===== Available records

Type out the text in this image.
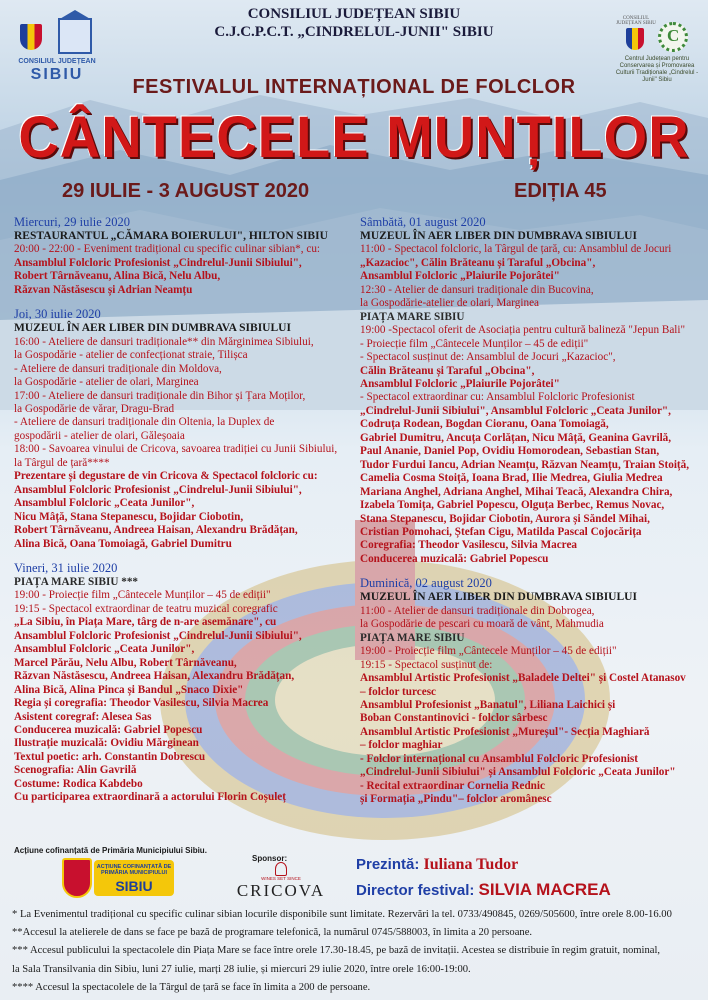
CONSILIUL JUDEȚEAN
SIBIU
CONSILIUL JUDEȚEAN SIBIU
C.J.C.P.C.T. „CINDRELUL-JUNII" SIBIU
CONSILIUL JUDEȚEAN SIBIU
C
Centrul Județean pentru Conservarea și Promovarea Culturii Tradiționale „Cindrelul - Junii" Sibiu
FESTIVALUL INTERNAȚIONAL DE FOLCLOR
CÂNTECELE MUNȚILOR
29 IULIE - 3 AUGUST 2020	EDIȚIA 45

Miercuri, 29 iulie 2020

RESTAURANTUL „CĂMARA BOIERULUI", HILTON SIBIU

20:00 - 22:00 - Eveniment tradițional cu specific culinar sibian*, cu:

Ansamblul Folcloric Profesionist „Cindrelul-Junii Sibiului",

Robert Târnăveanu, Alina Bică, Nelu Albu,

Răzvan Năstăsescu și Adrian Neamțu

Joi, 30 iulie 2020

MUZEUL ÎN AER LIBER DIN DUMBRAVA SIBIULUI

16:00 - Ateliere de dansuri tradiționale** din Mărginimea Sibiului,

la Gospodărie - atelier de confecționat straie, Tilișca

- Ateliere de dansuri tradiționale din Moldova,

la Gospodărie - atelier de olari, Marginea

17:00 - Ateliere de dansuri tradiționale din Bihor și Țara Moților,

la Gospodărie de vărar, Dragu-Brad

- Ateliere de dansuri tradiționale din Oltenia, la Duplex de

gospodării - atelier de olari, Găleșoaia

18:00 - Savoarea vinului de Cricova, savoarea tradiției cu Junii Sibiului,

la Târgul de țară****

Prezentare și degustare de vin Cricova & Spectacol folcloric cu:

Ansamblul Folcloric Profesionist „Cindrelul-Junii Sibiului",

Ansamblul Folcloric „Ceata Junilor",

Nicu Mâță, Stana Stepanescu, Bojidar Ciobotin,

Robert Târnăveanu, Andreea Haisan, Alexandru Brădățan,

Alina Bică, Oana Tomoiagă, Gabriel Dumitru

Vineri, 31 iulie 2020

PIAȚA MARE SIBIU ***

19:00 - Proiecție film „Cântecele Munților – 45 de ediții"

19:15 - Spectacol extraordinar de teatru muzical coregrafic

„La Sibiu, în Piața Mare, târg de n-are asemănare", cu

Ansamblul Folcloric Profesionist „Cindrelul-Junii Sibiului",

Ansamblul Folcloric „Ceata Junilor",

Marcel Părău, Nelu Albu, Robert Târnăveanu,

Răzvan Năstăsescu, Andreea Haisan, Alexandru Brădățan,

Alina Bică, Alina Pinca și Bandul „Snaco Dixie"

Regia și coregrafia: Theodor Vasilescu, Silvia Macrea

Asistent coregraf: Alesea Sas

Conducerea muzicală: Gabriel Popescu

Ilustrație muzicală: Ovidiu Mărginean

Textul poetic: arh. Constantin Dobrescu

Scenografia: Alin Gavrilă

Costume: Rodica Kabdebo

Cu participarea extraordinară a actorului Florin Coșuleț

Sâmbătă, 01 august 2020

MUZEUL ÎN AER LIBER DIN DUMBRAVA SIBIULUI

11:00 - Spectacol folcloric, la Târgul de țară, cu: Ansamblul de Jocuri

„Kazacioc", Călin Brăteanu și Taraful „Obcina",

Ansamblul Folcloric „Plaiurile Pojorâtei"

12:30 - Atelier de dansuri tradiționale din Bucovina,

la Gospodărie-atelier de olari, Marginea

PIAȚA MARE SIBIU

19:00 -Spectacol oferit de Asociația pentru cultură balineză "Jepun Bali"

- Proiecție film „Cântecele Munților – 45 de ediții"

- Spectacol susținut de: Ansamblul de Jocuri „Kazacioc",

Călin Brăteanu și Taraful „Obcina",

Ansamblul Folcloric „Plaiurile Pojorâtei"

- Spectacol extraordinar cu: Ansamblul Folcloric Profesionist

„Cindrelul-Junii Sibiului", Ansamblul Folcloric „Ceata Junilor",

Codruța Rodean, Bogdan Cioranu, Oana Tomoiagă,

Gabriel Dumitru, Ancuța Corlățan, Nicu Mâță, Geanina Gavrilă,

Paul Ananie, Daniel Pop, Ovidiu Homorodean, Sebastian Stan,

Tudor Furdui Iancu, Adrian Neamțu, Răzvan Neamțu, Traian Stoiță,

Camelia Cosma Stoiță, Ioana Brad, Ilie Medrea, Giulia Medrea

Mariana Anghel, Adriana Anghel, Mihai Teacă, Alexandra Chira,

Izabela Tomița, Gabriel Popescu, Olguța Berbec, Remus Novac,

Stana Stepanescu, Bojidar Ciobotin, Aurora și Săndel Mihai,

Cristian Pomohaci, Ștefan Cigu, Matilda Pascal Cojocărița

Coregrafia: Theodor Vasilescu, Silvia Macrea

Conducerea muzicală: Gabriel Popescu

Duminică, 02 august 2020

MUZEUL ÎN AER LIBER DIN DUMBRAVA SIBIULUI

11:00 - Atelier de dansuri tradiționale din Dobrogea,

la Gospodărie de pescari cu moară de vânt, Mahmudia

PIAȚA MARE SIBIU

19:00 - Proiecție film „Cântecele Munților – 45 de ediții"

19:15 - Spectacol susținut de:

Ansamblul Artistic Profesionist „Baladele Deltei" și Costel Atanasov

– folclor turcesc

Ansamblul Profesionist „Banatul", Liliana Laichici și

Boban Constantinovici - folclor sârbesc

Ansamblul Artistic Profesionist „Mureșul"- Secția Maghiară

– folclor maghiar

- Folclor internațional cu Ansamblul Folcloric Profesionist

„Cindrelul-Junii Sibiului" și Ansamblul Folcloric „Ceata Junilor"

- Recital extraordinar Cornelia Rednic

și Formația „Pindu"– folclor aromânesc

Acțiune cofinanțată de Primăria Municipiului Sibiu.
ACȚIUNE COFINANȚATĂ DE PRIMĂRIA MUNICIPIULUI
SIBIU
Sponsor:
WINES SET SINCE
CRICOVA
Prezintă: Iuliana Tudor
Director festival: SILVIA MACREA

* La Evenimentul tradițional cu specific culinar sibian locurile disponibile sunt limitate. Rezervări la tel. 0733/490845, 0269/505600, între orele 8.00-16.00

**Accesul la atelierele de dans se face pe bază de programare telefonică, la numărul 0745/588003, în limita a 20 persoane.

*** Accesul publicului la spectacolele din Piața Mare se face între orele 17.30-18.45, pe bază de invitații. Acestea se distribuie în regim gratuit, nominal,

la Sala Transilvania din Sibiu, luni 27 iulie, marți 28 iulie, și miercuri 29 iulie 2020, între orele 16:00-19:00.

**** Accesul la spectacolele de la Târgul de țară se face în limita a 200 de persoane.
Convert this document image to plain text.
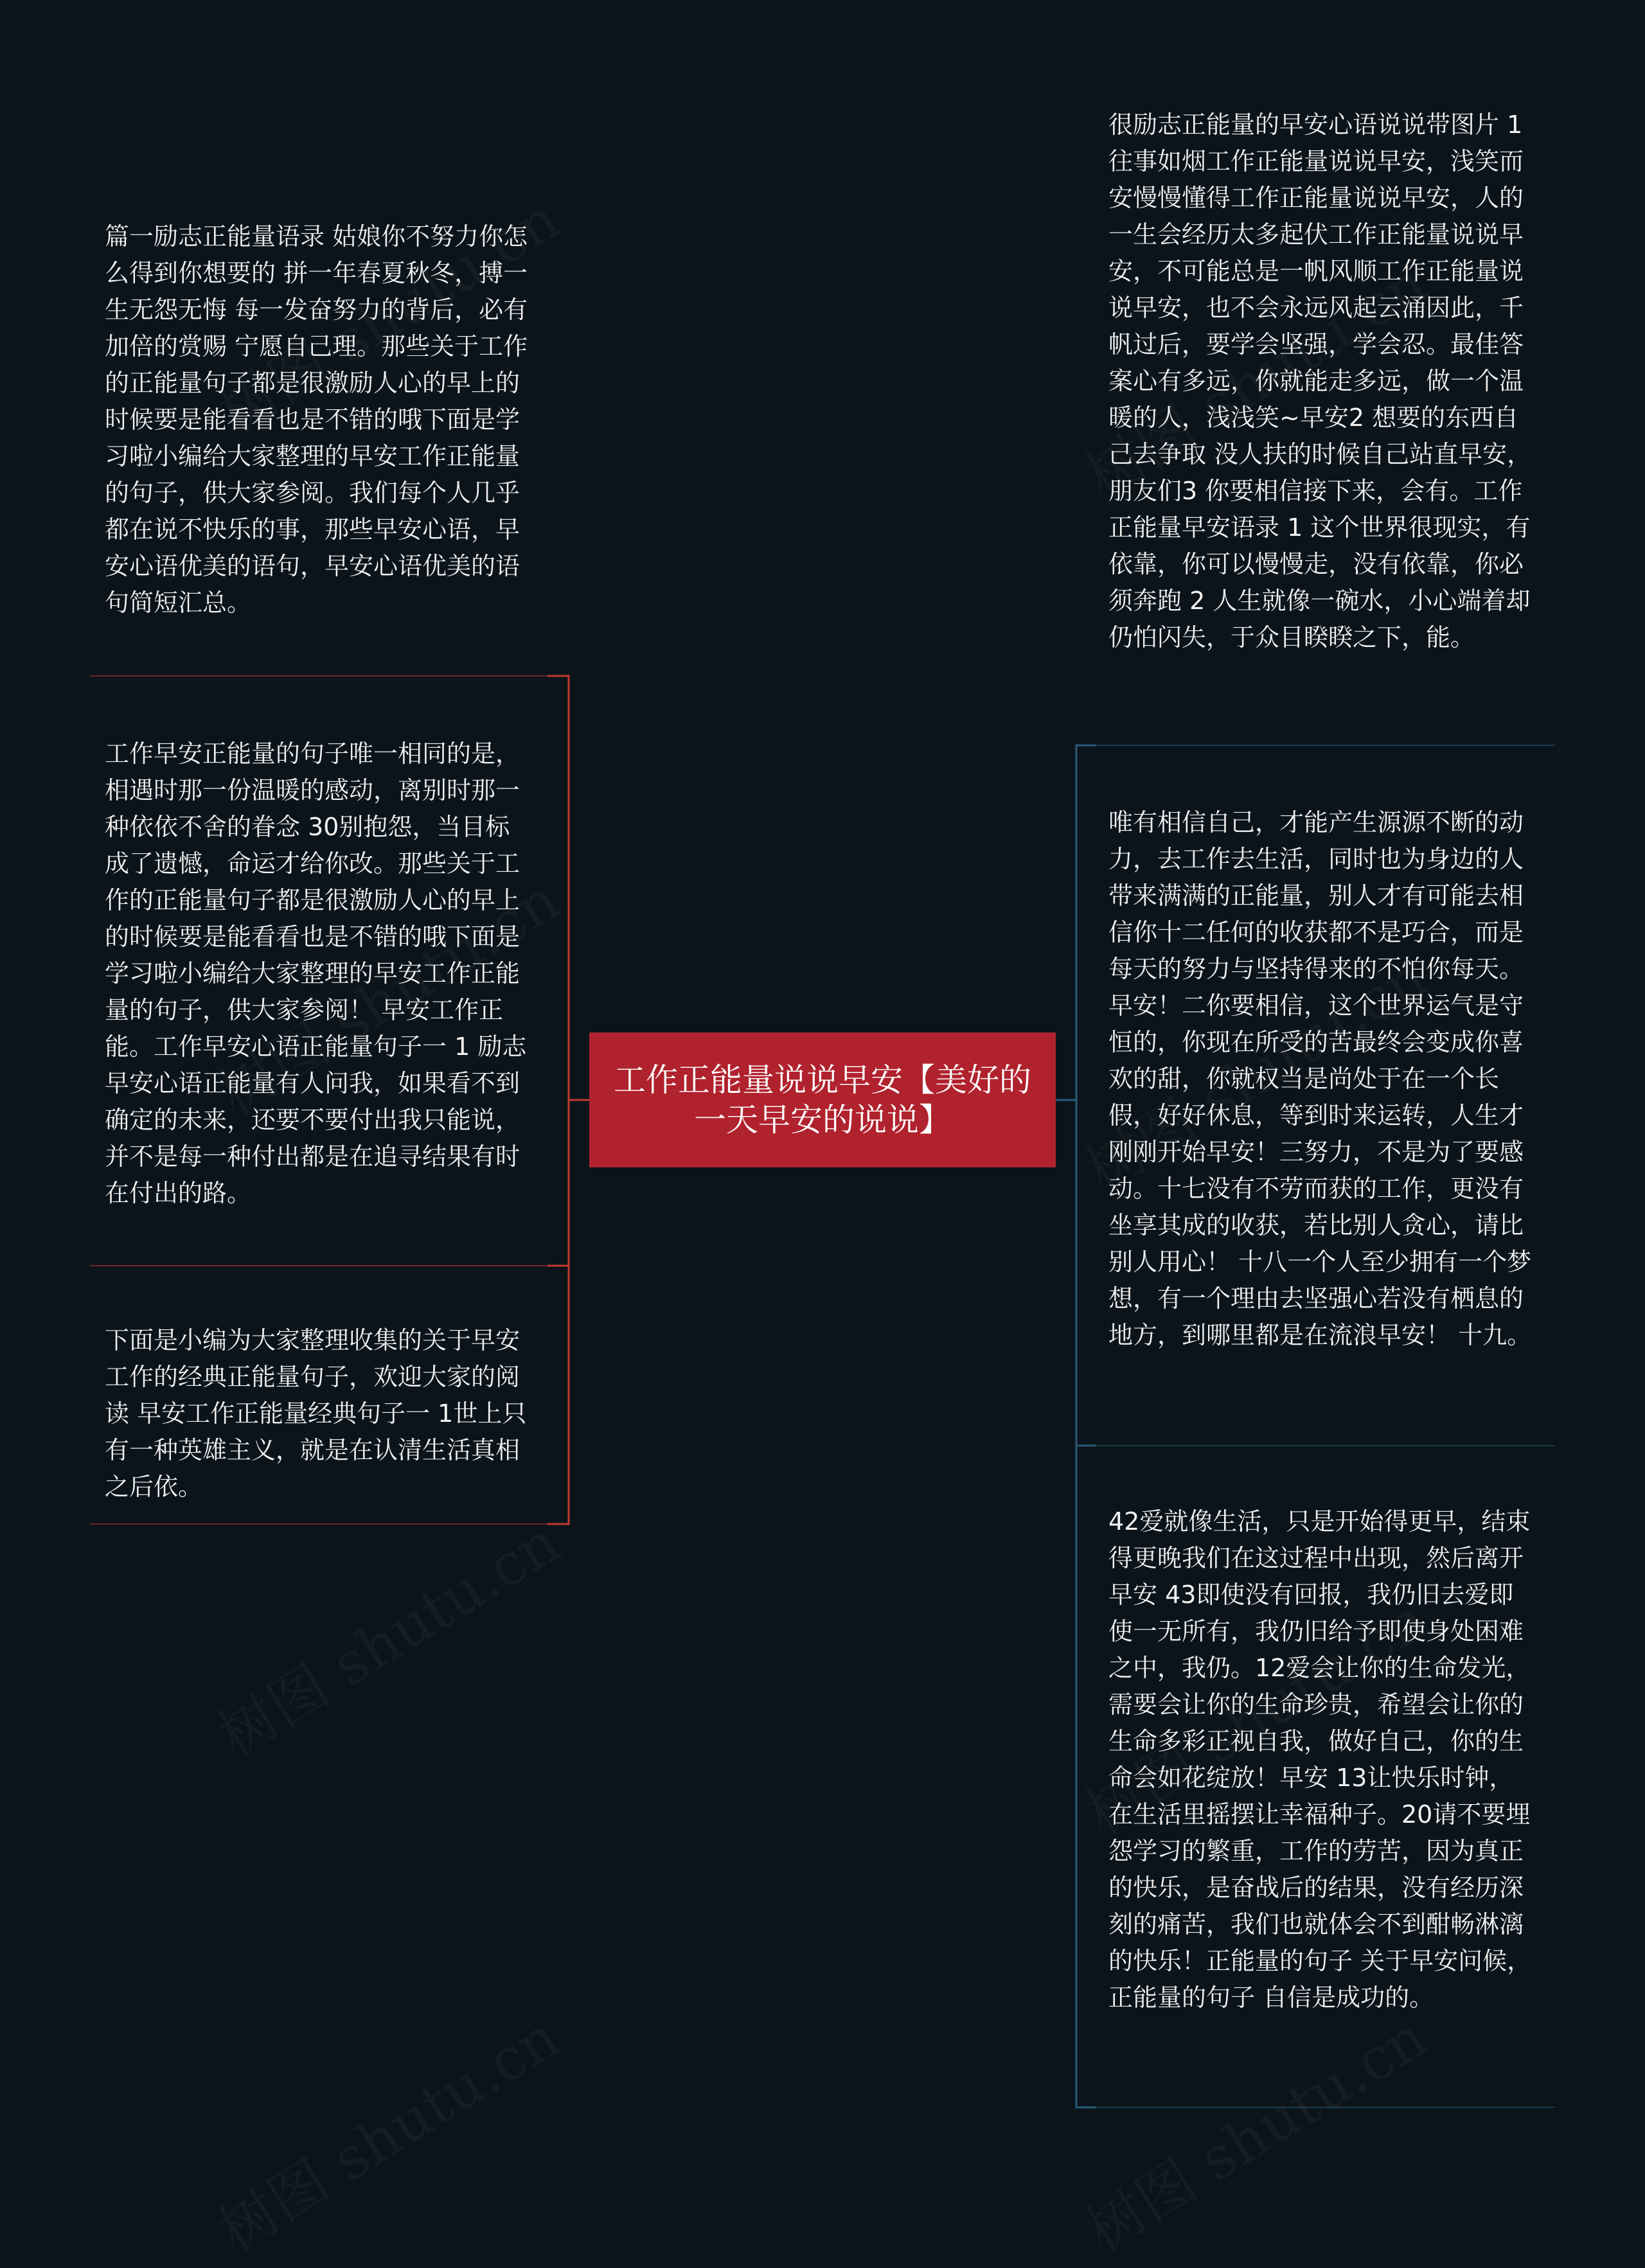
工作正能量说说早安【美好的一天早安的说说】

篇一励志正能量语录 姑娘你不努力你怎么得到你想要的 拼一年春夏秋冬，搏一生无怨无悔 每一发奋努力的背后，必有加倍的赏赐 宁愿自己理。那些关于工作的正能量句子都是很激励人心的早上的时候要是能看看也是不错的哦下面是学习啦小编给大家整理的早安工作正能量的句子，供大家参阅。我们每个人几乎都在说不快乐的事，那些早安心语，早安心语优美的语句，早安心语优美的语句简短汇总。

工作早安正能量的句子唯一相同的是，相遇时那一份温暖的感动，离别时那一种依依不舍的眷念 30别抱怨，当目标成了遗憾，命运才给你改。那些关于工作的正能量句子都是很激励人心的早上的时候要是能看看也是不错的哦下面是学习啦小编给大家整理的早安工作正能量的句子，供大家参阅！ 早安工作正能。工作早安心语正能量句子一 1 励志早安心语正能量有人问我，如果看不到确定的未来，还要不要付出我只能说，并不是每一种付出都是在追寻结果有时在付出的路。

下面是小编为大家整理收集的关于早安工作的经典正能量句子，欢迎大家的阅读 早安工作正能量经典句子一 1世上只有一种英雄主义，就是在认清生活真相之后依。

很励志正能量的早安心语说说带图片 1 往事如烟工作正能量说说早安，浅笑而安慢慢懂得工作正能量说说早安，人的一生会经历太多起伏工作正能量说说早安，不可能总是一帆风顺工作正能量说说早安，也不会永远风起云涌因此，千帆过后，要学会坚强，学会忍。最佳答案心有多远，你就能走多远，做一个温暖的人，浅浅笑~早安2 想要的东西自己去争取 没人扶的时候自己站直早安，朋友们3 你要相信接下来，会有。工作正能量早安语录 1 这个世界很现实，有依靠，你可以慢慢走，没有依靠，你必须奔跑 2 人生就像一碗水，小心端着却仍怕闪失，于众目睽睽之下，能。

唯有相信自己，才能产生源源不断的动力，去工作去生活，同时也为身边的人带来满满的正能量，别人才有可能去相信你十二任何的收获都不是巧合，而是每天的努力与坚持得来的不怕你每天。早安！二你要相信，这个世界运气是守恒的，你现在所受的苦最终会变成你喜欢的甜，你就权当是尚处于在一个长假，好好休息，等到时来运转，人生才刚刚开始早安！三努力，不是为了要感动。十七没有不劳而获的工作，更没有坐享其成的收获，若比别人贪心，请比别人用心！ 十八一个人至少拥有一个梦想，有一个理由去坚强心若没有栖息的地方，到哪里都是在流浪早安！ 十九。

42爱就像生活，只是开始得更早，结束得更晚我们在这过程中出现，然后离开早安 43即使没有回报，我仍旧去爱即使一无所有，我仍旧给予即使身处困难之中，我仍。12爱会让你的生命发光，需要会让你的生命珍贵，希望会让你的生命多彩正视自我，做好自己，你的生命会如花绽放！早安 13让快乐时钟，在生活里摇摆让幸福种子。20请不要埋怨学习的繁重，工作的劳苦，因为真正的快乐，是奋战后的结果，没有经历深刻的痛苦，我们也就体会不到酣畅淋漓的快乐！正能量的句子 关于早安问候，正能量的句子 自信是成功的。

==========

◆ **Directions for this task**:
In the listing, find every line with the word "Neamțu" and state how many there are, nothing more.

◆ **Response to this task**:
2